EXERCISE TASK – Identify all lines in the data containing the string "very". Copy them out.

>> Start SOURCE RECORDS

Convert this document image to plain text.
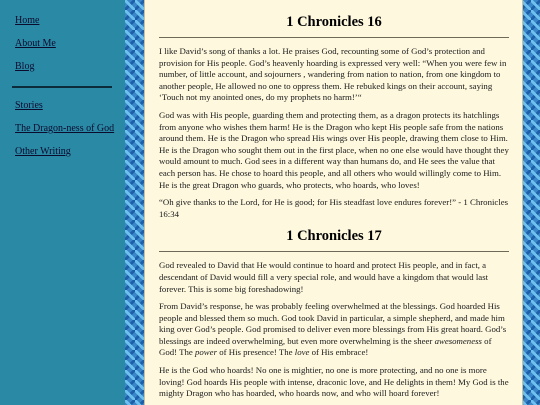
Home
About Me
Blog
Stories
The Dragon-ness of God
Other Writing
1 Chronicles 16

I like David’s song of thanks a lot. He praises God, recounting some of God’s protection and provision for His people. God’s heavenly hoarding is expressed very well: “When you were few in number, of little account, and sojourners , wandering from nation to nation, from one kingdom to another people, He allowed no one to oppress them. He rebuked kings on their account, saying ‘Touch not my anointed ones, do my prophets no harm!’“

God was with His people, guarding them and protecting them, as a dragon protects its hatchlings from anyone who wishes them harm! He is the Dragon who kept His people safe from the nations around them. He is the Dragon who spread His wings over His people, drawing them close to Him. He is the Dragon who sought them out in the first place, when no one else would have thought they would amount to much. God sees in a different way than humans do, and He sees the value that each person has. He chose to hoard this people, and all others who would willingly come to Him. He is the great Dragon who guards, who protects, who hoards, who loves!

“Oh give thanks to the Lord, for He is good; for His steadfast love endures forever!” - 1 Chronicles 16:34

1 Chronicles 17

God revealed to David that He would continue to hoard and protect His people, and in fact, a descendant of David would fill a very special role, and would have a kingdom that would last forever. This is some big foreshadowing!

From David’s response, he was probably feeling overwhelmed at the blessings. God hoarded His people and blessed them so much. God took David in particular, a simple shepherd, and made him king over God’s people. God promised to deliver even more blessings from His great hoard. God’s blessings are indeed overwhelming, but even more overwhelming is the sheer awesomeness of God! The power of His presence! The love of His embrace!

He is the God who hoards! No one is mightier, no one is more protecting, and no one is more loving! God hoards His people with intense, draconic love, and He delights in them! My God is the mighty Dragon who has hoarded, who hoards now, and who will hoard forever!
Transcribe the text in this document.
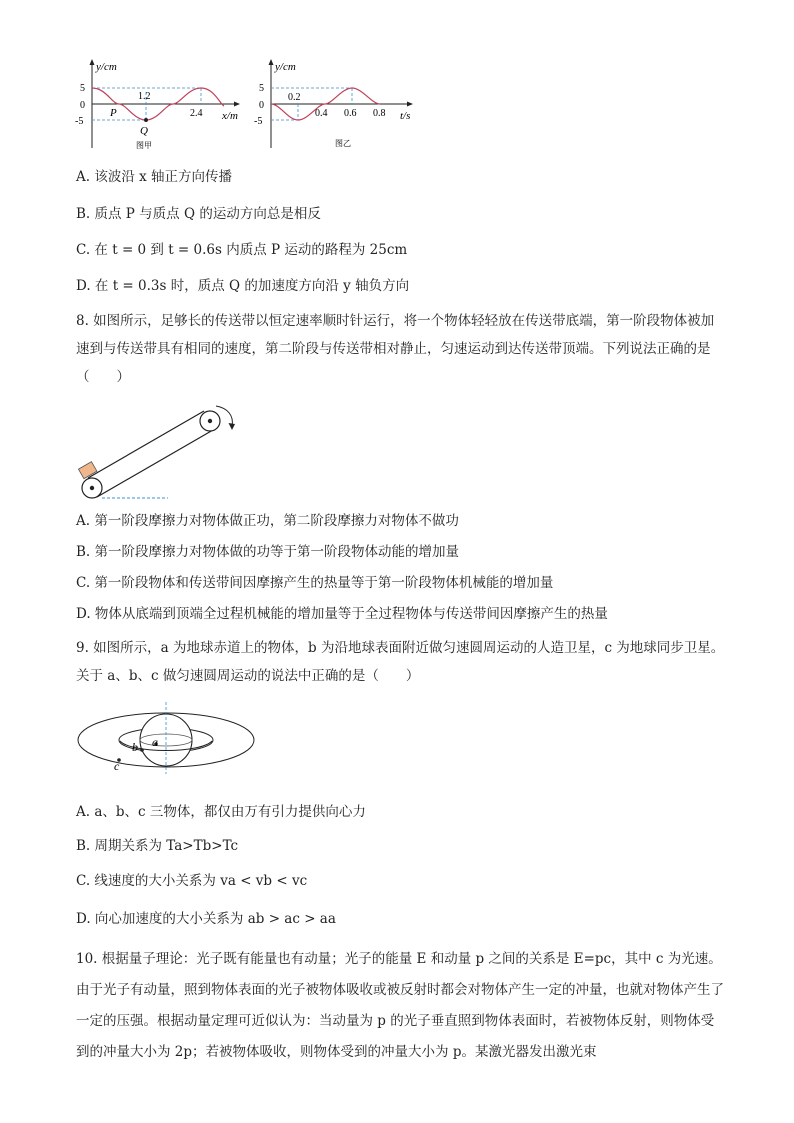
y/cm
x/m
5
0
-5
1.2
2.4
P
Q
图甲
y/cm
t/s
5
0
-5
0.2
0.4 0.6 0.8
图乙
A. 该波沿 x 轴正方向传播
B. 质点 P 与质点 Q 的运动方向总是相反
C. 在 t = 0 到 t = 0.6s 内质点 P 运动的路程为 25cm
D. 在 t = 0.3s 时，质点 Q 的加速度方向沿 y 轴负方向
8. 如图所示，足够长的传送带以恒定速率顺时针运行，将一个物体轻轻放在传送带底端，第一阶段物体被加速到与传送带具有相同的速度，第二阶段与传送带相对静止，匀速运动到达传送带顶端。下列说法正确的是（　　）
A. 第一阶段摩擦力对物体做正功，第二阶段摩擦力对物体不做功
B. 第一阶段摩擦力对物体做的功等于第一阶段物体动能的增加量
C. 第一阶段物体和传送带间因摩擦产生的热量等于第一阶段物体机械能的增加量
D. 物体从底端到顶端全过程机械能的增加量等于全过程物体与传送带间因摩擦产生的热量
9. 如图所示，a 为地球赤道上的物体，b 为沿地球表面附近做匀速圆周运动的人造卫星，c 为地球同步卫星。关于 a、b、c 做匀速圆周运动的说法中正确的是（　　）
a
b
c
A. a、b、c 三物体，都仅由万有引力提供向心力
B. 周期关系为 Ta>Tb>Tc
C. 线速度的大小关系为 va < vb < vc
D. 向心加速度的大小关系为 ab > ac > aa
10. 根据量子理论：光子既有能量也有动量；光子的能量 E 和动量 p 之间的关系是 E=pc，其中 c 为光速。由于光子有动量，照到物体表面的光子被物体吸收或被反射时都会对物体产生一定的冲量，也就对物体产生了一定的压强。根据动量定理可近似认为：当动量为 p 的光子垂直照到物体表面时，若被物体反射，则物体受到的冲量大小为 2p；若被物体吸收，则物体受到的冲量大小为 p。某激光器发出激光束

>> End SOURCE RECORDS

FULL ANSWER –
I like David’s song of thanks a lot. He praises God, recounting some of God’s protection and provision for His people. God’s heavenly hoarding is expressed very well: “When you were few in number, of little account, and sojourners , wandering from nation to nation, from one kingdom to another people, He allowed no one to oppress them. He rebuked kings on their account, saying ‘Touch not my anointed ones, do my prophets no harm!’“
God revealed to David that He would continue to hoard and protect His people, and in fact, a descendant of David would fill a very special role, and would have a kingdom that would last forever. This is some big foreshadowing!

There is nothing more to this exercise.